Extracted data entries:
● ● ●
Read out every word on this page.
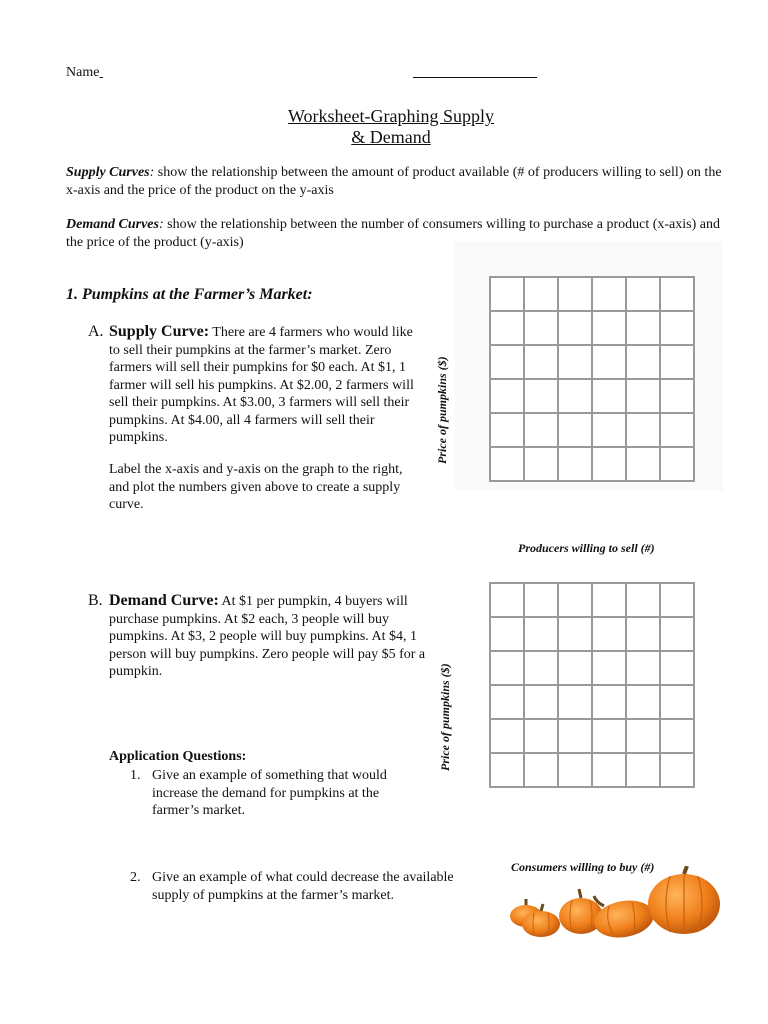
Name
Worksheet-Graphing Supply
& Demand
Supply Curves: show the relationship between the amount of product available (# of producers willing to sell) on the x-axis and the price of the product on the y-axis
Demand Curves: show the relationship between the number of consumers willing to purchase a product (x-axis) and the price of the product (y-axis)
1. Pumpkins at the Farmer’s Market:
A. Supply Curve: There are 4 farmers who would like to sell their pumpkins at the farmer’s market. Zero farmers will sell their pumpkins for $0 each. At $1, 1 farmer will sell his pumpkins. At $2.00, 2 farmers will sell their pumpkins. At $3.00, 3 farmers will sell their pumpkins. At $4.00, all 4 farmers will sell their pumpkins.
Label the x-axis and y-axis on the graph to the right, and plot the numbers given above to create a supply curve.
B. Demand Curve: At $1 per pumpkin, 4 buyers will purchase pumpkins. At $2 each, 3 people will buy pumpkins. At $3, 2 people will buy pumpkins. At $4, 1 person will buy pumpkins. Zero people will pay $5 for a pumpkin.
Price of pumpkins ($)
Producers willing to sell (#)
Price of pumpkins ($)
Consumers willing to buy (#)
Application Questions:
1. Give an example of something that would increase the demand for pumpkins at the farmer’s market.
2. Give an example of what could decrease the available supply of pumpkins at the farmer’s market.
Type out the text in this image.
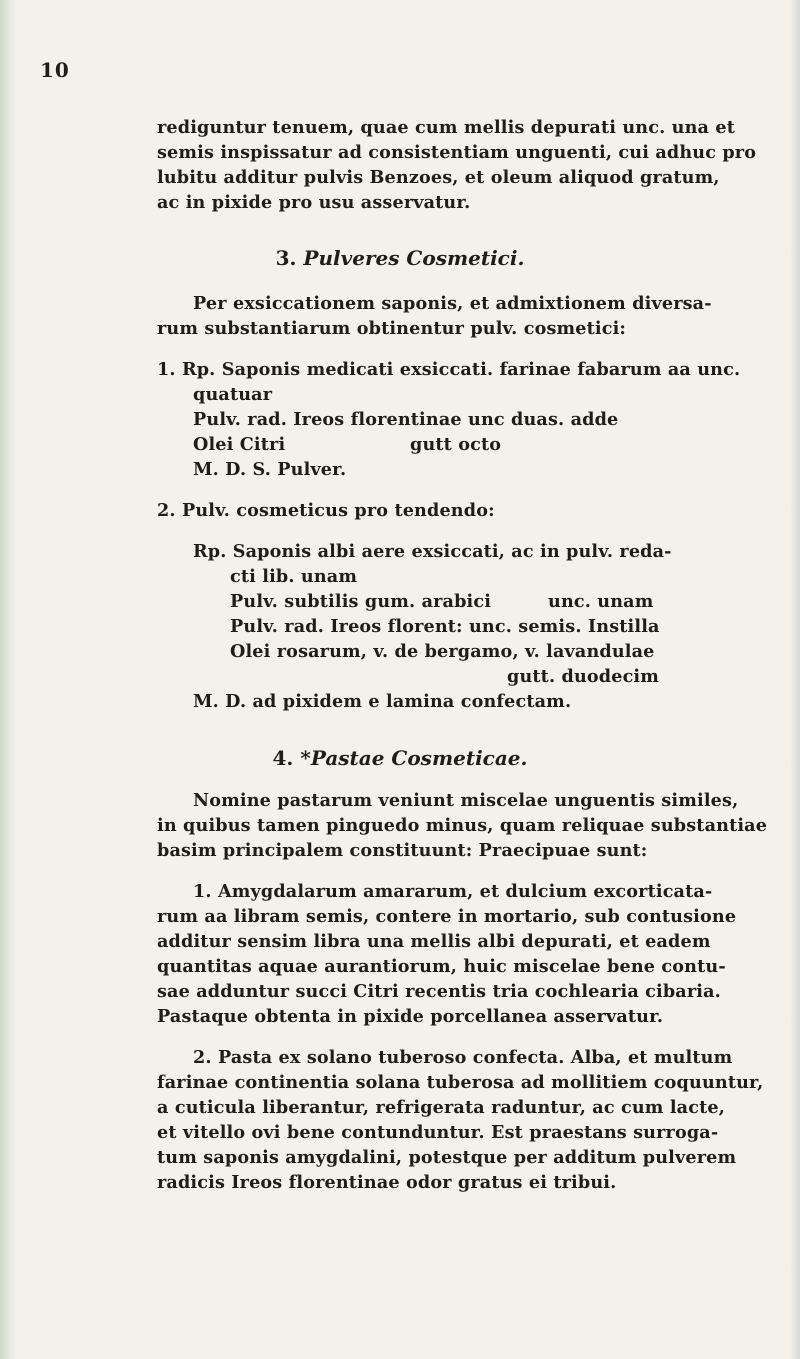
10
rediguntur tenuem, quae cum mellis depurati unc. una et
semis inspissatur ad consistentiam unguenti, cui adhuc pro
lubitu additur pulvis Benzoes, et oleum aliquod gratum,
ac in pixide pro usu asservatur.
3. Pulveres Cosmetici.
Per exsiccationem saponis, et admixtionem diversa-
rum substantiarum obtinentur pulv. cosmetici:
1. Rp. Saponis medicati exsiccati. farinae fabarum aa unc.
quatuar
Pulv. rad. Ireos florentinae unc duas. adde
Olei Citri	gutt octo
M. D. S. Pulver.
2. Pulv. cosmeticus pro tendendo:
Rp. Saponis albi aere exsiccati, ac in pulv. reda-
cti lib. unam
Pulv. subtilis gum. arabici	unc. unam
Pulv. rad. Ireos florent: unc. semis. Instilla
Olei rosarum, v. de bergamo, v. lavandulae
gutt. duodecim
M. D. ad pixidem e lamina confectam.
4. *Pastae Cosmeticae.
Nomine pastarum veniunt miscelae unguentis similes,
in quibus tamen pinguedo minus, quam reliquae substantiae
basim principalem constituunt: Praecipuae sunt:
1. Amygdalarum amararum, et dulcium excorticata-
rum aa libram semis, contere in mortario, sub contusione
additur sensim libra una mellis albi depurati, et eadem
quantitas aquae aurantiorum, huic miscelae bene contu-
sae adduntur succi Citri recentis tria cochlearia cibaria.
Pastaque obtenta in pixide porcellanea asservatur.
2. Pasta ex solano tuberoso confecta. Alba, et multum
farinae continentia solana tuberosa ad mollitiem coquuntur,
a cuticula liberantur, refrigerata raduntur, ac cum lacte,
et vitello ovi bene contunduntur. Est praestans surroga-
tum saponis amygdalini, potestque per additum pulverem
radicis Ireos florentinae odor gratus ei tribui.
● ● ●
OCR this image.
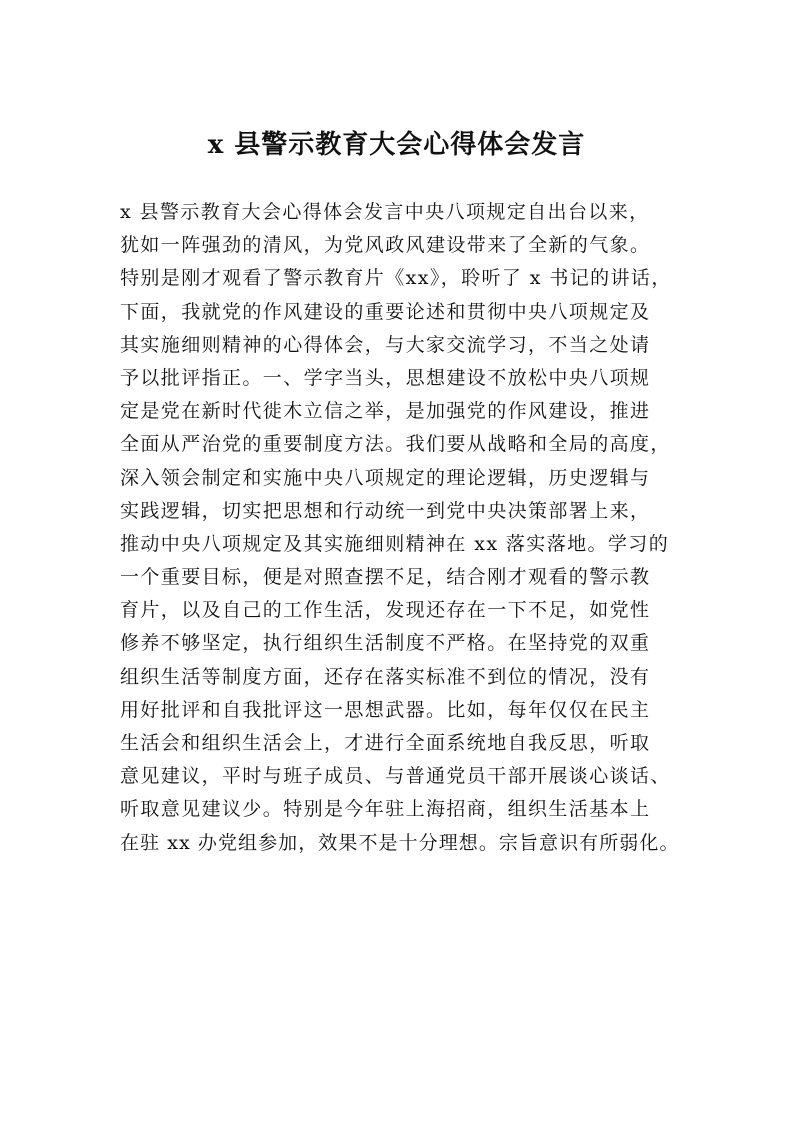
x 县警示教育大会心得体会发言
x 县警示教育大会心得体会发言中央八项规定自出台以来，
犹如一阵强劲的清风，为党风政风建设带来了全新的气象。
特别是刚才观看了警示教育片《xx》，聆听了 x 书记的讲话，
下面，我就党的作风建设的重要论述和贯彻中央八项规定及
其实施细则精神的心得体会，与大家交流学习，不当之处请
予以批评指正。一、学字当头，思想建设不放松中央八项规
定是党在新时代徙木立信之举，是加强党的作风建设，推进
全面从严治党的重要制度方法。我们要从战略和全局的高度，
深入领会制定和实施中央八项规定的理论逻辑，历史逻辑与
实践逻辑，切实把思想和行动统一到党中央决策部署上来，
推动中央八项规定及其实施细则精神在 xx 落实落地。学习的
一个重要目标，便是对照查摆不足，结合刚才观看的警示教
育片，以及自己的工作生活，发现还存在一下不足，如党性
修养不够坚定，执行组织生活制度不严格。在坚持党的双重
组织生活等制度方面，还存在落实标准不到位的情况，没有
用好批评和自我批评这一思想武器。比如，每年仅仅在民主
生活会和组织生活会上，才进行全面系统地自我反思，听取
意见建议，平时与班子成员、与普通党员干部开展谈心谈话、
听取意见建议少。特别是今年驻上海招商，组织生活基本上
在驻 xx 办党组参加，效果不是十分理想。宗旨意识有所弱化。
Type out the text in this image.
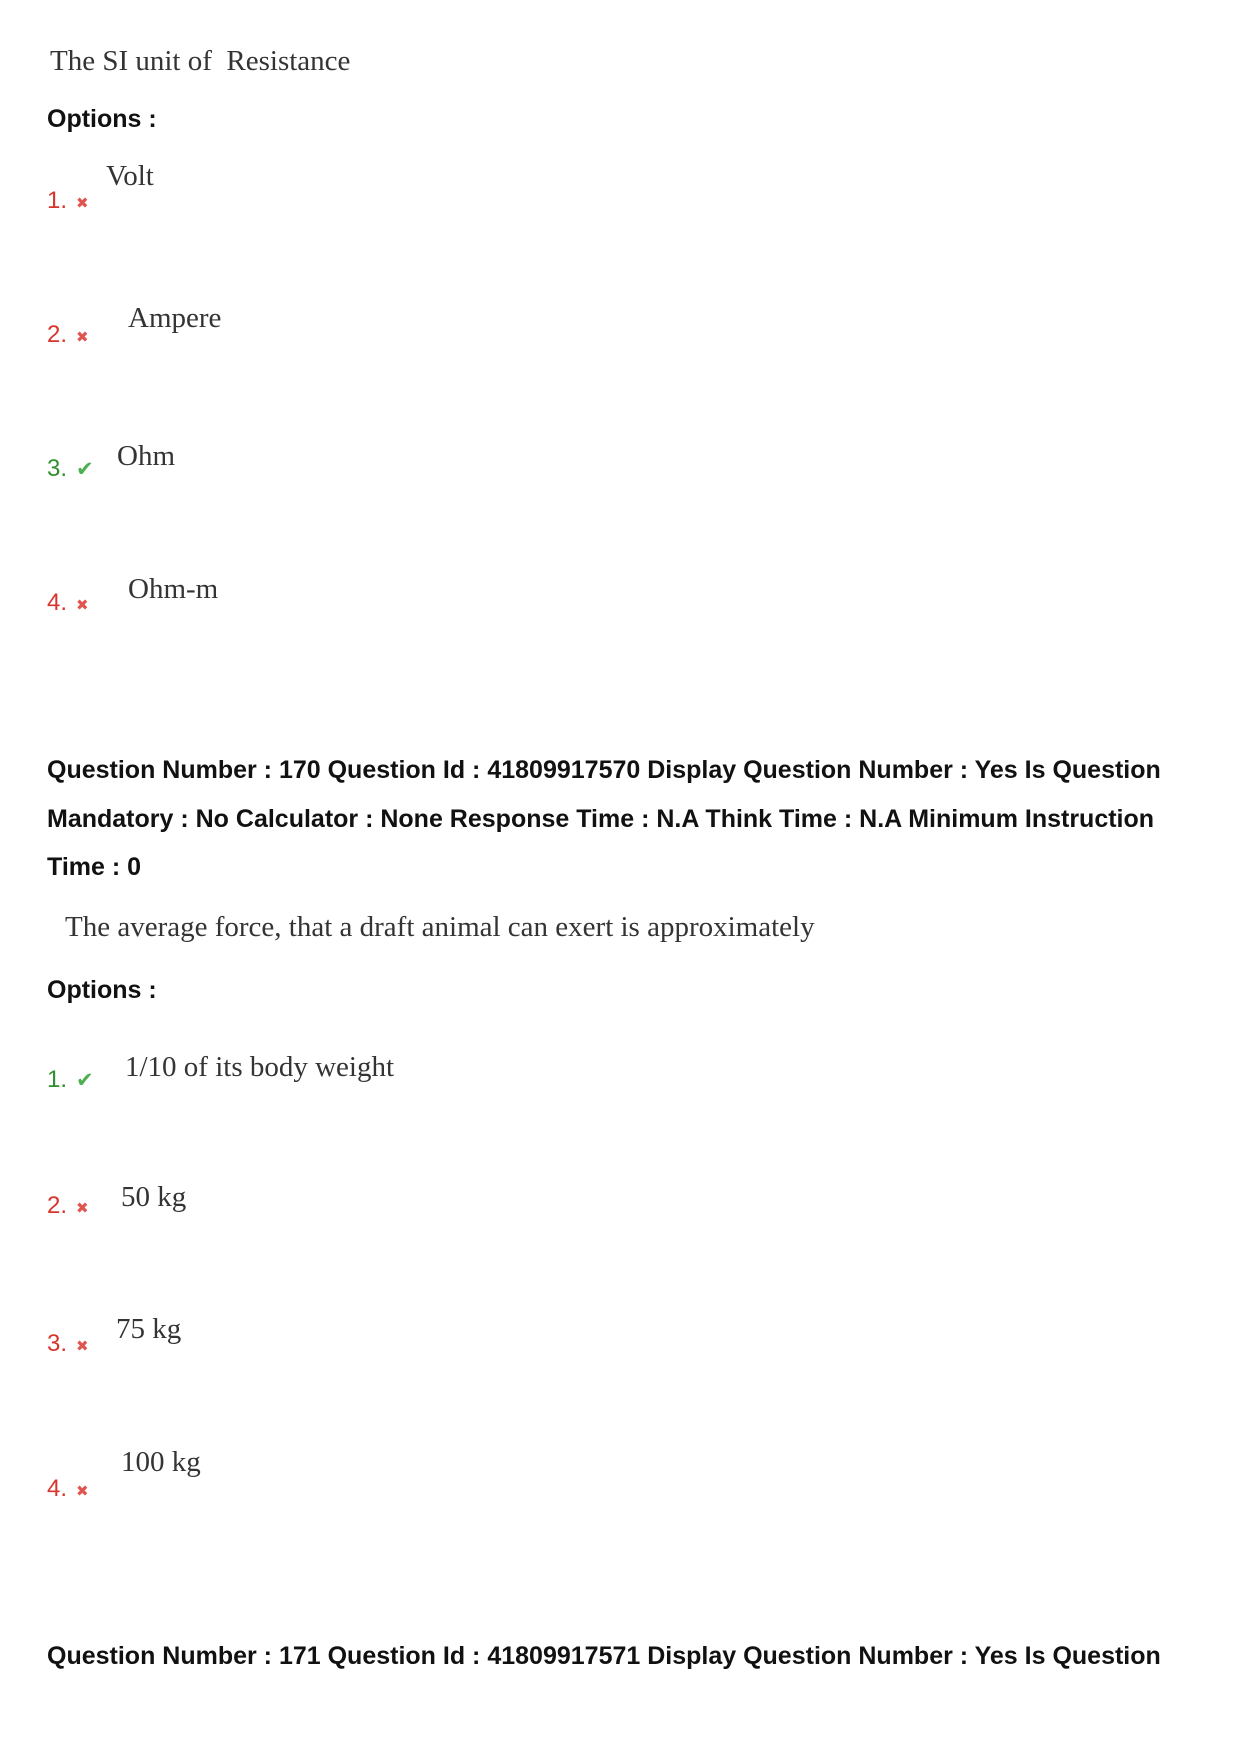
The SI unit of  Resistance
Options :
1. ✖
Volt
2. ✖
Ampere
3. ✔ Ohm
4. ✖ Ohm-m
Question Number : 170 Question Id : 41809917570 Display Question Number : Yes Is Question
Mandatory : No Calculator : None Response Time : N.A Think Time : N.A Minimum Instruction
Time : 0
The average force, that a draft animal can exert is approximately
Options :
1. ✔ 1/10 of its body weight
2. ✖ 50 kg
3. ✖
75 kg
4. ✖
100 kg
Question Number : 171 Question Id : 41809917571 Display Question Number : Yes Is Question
● ● ●
Select every line of the records holding the string "miscelae".

**IN RESPONSE:**
Nomine pastarum veniunt miscelae unguentis similes,
quantitas aquae aurantiorum, huic miscelae bene contu-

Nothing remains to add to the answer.